━━ RECORDS SUPPLIED ━━
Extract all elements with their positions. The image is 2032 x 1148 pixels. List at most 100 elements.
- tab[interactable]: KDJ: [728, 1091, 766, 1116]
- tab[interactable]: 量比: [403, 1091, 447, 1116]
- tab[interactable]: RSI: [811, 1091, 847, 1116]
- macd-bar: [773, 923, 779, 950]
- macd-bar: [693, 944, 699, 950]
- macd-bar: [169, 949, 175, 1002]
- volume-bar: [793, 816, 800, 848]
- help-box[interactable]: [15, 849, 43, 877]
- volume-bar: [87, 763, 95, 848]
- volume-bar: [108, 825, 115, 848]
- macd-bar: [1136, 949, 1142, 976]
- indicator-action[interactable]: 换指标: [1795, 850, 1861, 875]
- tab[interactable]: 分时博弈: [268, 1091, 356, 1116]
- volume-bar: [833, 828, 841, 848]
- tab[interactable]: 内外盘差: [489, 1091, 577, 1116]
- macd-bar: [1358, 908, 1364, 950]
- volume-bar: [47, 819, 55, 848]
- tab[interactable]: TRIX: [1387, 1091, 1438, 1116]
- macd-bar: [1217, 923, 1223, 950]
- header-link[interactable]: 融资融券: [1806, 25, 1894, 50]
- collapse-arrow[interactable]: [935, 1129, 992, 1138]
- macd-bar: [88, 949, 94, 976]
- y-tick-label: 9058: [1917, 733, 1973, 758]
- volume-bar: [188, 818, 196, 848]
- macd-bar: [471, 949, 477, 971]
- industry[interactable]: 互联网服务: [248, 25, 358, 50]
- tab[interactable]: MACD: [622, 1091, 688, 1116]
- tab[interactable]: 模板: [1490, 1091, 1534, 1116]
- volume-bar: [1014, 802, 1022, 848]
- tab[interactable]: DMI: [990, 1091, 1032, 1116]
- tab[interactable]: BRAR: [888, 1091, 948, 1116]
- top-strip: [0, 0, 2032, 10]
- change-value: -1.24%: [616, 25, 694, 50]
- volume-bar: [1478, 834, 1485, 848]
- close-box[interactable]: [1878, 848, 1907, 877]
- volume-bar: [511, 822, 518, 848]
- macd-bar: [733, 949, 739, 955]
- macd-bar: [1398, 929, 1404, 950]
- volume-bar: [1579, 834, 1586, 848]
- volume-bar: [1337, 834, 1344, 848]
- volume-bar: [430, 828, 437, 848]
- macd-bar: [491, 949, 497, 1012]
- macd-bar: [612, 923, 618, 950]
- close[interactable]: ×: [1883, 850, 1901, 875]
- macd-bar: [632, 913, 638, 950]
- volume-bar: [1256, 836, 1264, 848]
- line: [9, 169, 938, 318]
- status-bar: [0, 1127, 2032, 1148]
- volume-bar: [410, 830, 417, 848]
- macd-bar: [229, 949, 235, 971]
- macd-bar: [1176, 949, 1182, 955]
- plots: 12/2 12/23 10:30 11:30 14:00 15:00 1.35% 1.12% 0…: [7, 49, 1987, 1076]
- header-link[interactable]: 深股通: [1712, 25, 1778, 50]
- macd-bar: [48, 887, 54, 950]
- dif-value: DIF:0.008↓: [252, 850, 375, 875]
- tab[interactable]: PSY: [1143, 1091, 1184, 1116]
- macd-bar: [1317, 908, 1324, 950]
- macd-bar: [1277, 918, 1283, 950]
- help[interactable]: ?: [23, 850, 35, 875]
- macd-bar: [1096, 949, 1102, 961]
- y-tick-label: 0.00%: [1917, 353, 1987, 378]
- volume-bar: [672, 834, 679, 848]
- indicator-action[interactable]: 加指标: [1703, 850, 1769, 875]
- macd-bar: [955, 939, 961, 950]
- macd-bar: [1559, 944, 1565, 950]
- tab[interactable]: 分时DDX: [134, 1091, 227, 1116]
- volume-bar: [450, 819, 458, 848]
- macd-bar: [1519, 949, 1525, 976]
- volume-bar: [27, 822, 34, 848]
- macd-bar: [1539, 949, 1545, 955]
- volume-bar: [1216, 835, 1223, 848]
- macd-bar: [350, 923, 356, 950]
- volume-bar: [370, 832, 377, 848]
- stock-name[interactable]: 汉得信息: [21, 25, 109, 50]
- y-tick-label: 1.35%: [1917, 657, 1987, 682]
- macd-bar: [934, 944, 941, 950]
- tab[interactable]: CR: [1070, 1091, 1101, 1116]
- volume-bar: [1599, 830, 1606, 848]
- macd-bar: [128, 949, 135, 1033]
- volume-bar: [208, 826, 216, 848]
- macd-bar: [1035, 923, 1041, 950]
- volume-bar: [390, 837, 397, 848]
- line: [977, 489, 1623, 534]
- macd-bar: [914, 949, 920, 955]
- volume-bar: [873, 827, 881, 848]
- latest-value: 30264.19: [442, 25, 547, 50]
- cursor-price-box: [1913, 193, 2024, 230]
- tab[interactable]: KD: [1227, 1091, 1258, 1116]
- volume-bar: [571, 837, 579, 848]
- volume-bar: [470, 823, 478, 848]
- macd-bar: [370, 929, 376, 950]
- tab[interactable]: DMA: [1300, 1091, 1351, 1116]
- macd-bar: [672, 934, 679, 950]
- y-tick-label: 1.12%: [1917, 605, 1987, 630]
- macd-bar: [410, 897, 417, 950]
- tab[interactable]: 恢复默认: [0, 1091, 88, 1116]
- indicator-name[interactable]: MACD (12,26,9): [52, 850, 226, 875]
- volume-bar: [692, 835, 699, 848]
━━━
• [PROBLEM TO SOLVE]:
Rewrite the rows above as a numbered list, leaving out any blank lines.

• [THE RESULT]:
1. Extract all elements with their positions. The image is 2032 x 1148 pixels. List at most 100 elements.
2. - tab[interactable]: KDJ: [728, 1091, 766, 1116]
3. - tab[interactable]: 量比: [403, 1091, 447, 1116]
4. - tab[interactable]: RSI: [811, 1091, 847, 1116]
5. - macd-bar: [773, 923, 779, 950]
6. - macd-bar: [693, 944, 699, 950]
7. - macd-bar: [169, 949, 175, 1002]
8. - volume-bar: [793, 816, 800, 848]
9. - help-box[interactable]: [15, 849, 43, 877]
10. - volume-bar: [87, 763, 95, 848]
11. - volume-bar: [108, 825, 115, 848]
12. - macd-bar: [1136, 949, 1142, 976]
13. - indicator-action[interactable]: 换指标: [1795, 850, 1861, 875]
14. - tab[interactable]: 分时博弈: [268, 1091, 356, 1116]
15. - volume-bar: [833, 828, 841, 848]
16. - tab[interactable]: 内外盘差: [489, 1091, 577, 1116]
17. - macd-bar: [1358, 908, 1364, 950]
18. - volume-bar: [47, 819, 55, 848]
19. - tab[interactable]: TRIX: [1387, 1091, 1438, 1116]
20. - macd-bar: [1217, 923, 1223, 950]
21. - header-link[interactable]: 融资融券: [1806, 25, 1894, 50]
22. - collapse-arrow[interactable]: [935, 1129, 992, 1138]
23. - macd-bar: [88, 949, 94, 976]
24. - y-tick-label: 9058: [1917, 733, 1973, 758]
25. - volume-bar: [188, 818, 196, 848]
26. - macd-bar: [471, 949, 477, 971]
27. - industry[interactable]: 互联网服务: [248, 25, 358, 50]
28. - tab[interactable]: MACD: [622, 1091, 688, 1116]
29. - tab[interactable]: 模板: [1490, 1091, 1534, 1116]
30. - volume-bar: [1014, 802, 1022, 848]
31. - tab[interactable]: DMI: [990, 1091, 1032, 1116]
32. - tab[interactable]: BRAR: [888, 1091, 948, 1116]
33. - top-strip: [0, 0, 2032, 10]
34. - change-value: -1.24%: [616, 25, 694, 50]
35. - volume-bar: [1478, 834, 1485, 848]
36. - close-box[interactable]: [1878, 848, 1907, 877]
37. - volume-bar: [511, 822, 518, 848]
38. - macd-bar: [733, 949, 739, 955]
39. - macd-bar: [1398, 929, 1404, 950]
40. - volume-bar: [1579, 834, 1586, 848]
41. - volume-bar: [1337, 834, 1344, 848]
42. - volume-bar: [430, 828, 437, 848]
43. - macd-bar: [491, 949, 497, 1012]
44. - macd-bar: [612, 923, 618, 950]
45. - close[interactable]: ×: [1883, 850, 1901, 875]
46. - macd-bar: [632, 913, 638, 950]
47. - volume-bar: [1256, 836, 1264, 848]
48. - line: [9, 169, 938, 318]
49. - status-bar: [0, 1127, 2032, 1148]
50. - volume-bar: [410, 830, 417, 848]
51. - macd-bar: [229, 949, 235, 971]
52. - macd-bar: [1176, 949, 1182, 955]
53. - plots: 12/2 12/23 10:30 11:30 14:00 15:00 1.35% 1.12% 0…: [7, 49, 1987, 1076]
54. - header-link[interactable]: 深股通: [1712, 25, 1778, 50]
55. - macd-bar: [48, 887, 54, 950]
56. - dif-value: DIF:0.008↓: [252, 850, 375, 875]
57. - tab[interactable]: PSY: [1143, 1091, 1184, 1116]
58. - macd-bar: [1317, 908, 1324, 950]
59. - macd-bar: [1277, 918, 1283, 950]
60. - help[interactable]: ?: [23, 850, 35, 875]
61. - macd-bar: [1096, 949, 1102, 961]
62. - y-tick-label: 0.00%: [1917, 353, 1987, 378]
63. - volume-bar: [672, 834, 679, 848]
64. - indicator-action[interactable]: 加指标: [1703, 850, 1769, 875]
65. - macd-bar: [955, 939, 961, 950]
66. - macd-bar: [1559, 944, 1565, 950]
67. - tab[interactable]: 分时DDX: [134, 1091, 227, 1116]
68. - volume-bar: [450, 819, 458, 848]
69. - macd-bar: [1519, 949, 1525, 976]
70. - volume-bar: [27, 822, 34, 848]
71. - macd-bar: [1539, 949, 1545, 955]
72. - volume-bar: [1216, 835, 1223, 848]
73. - macd-bar: [350, 923, 356, 950]
74. - volume-bar: [370, 832, 377, 848]
75. - stock-name[interactable]: 汉得信息: [21, 25, 109, 50]
76. - y-tick-label: 1.35%: [1917, 657, 1987, 682]
77. - macd-bar: [934, 944, 941, 950]
78. - tab[interactable]: CR: [1070, 1091, 1101, 1116]
79. - volume-bar: [1599, 830, 1606, 848]
80. - macd-bar: [128, 949, 135, 1033]
81. - volume-bar: [208, 826, 216, 848]
82. - macd-bar: [1035, 923, 1041, 950]
83. - volume-bar: [390, 837, 397, 848]
84. - line: [977, 489, 1623, 534]
85. - macd-bar: [914, 949, 920, 955]
86. - volume-bar: [873, 827, 881, 848]
87. - latest-value: 30264.19: [442, 25, 547, 50]
88. - cursor-price-box: [1913, 193, 2024, 230]
89. - tab[interactable]: KD: [1227, 1091, 1258, 1116]
90. - volume-bar: [571, 837, 579, 848]
91. - volume-bar: [470, 823, 478, 848]
92. - macd-bar: [370, 929, 376, 950]
93. - tab[interactable]: DMA: [1300, 1091, 1351, 1116]
94. - macd-bar: [672, 934, 679, 950]
95. - y-tick-label: 1.12%: [1917, 605, 1987, 630]
96. - macd-bar: [410, 897, 417, 950]
97. - tab[interactable]: 恢复默认: [0, 1091, 88, 1116]
98. - indicator-name[interactable]: MACD (12,26,9): [52, 850, 226, 875]
99. - volume-bar: [692, 835, 699, 848]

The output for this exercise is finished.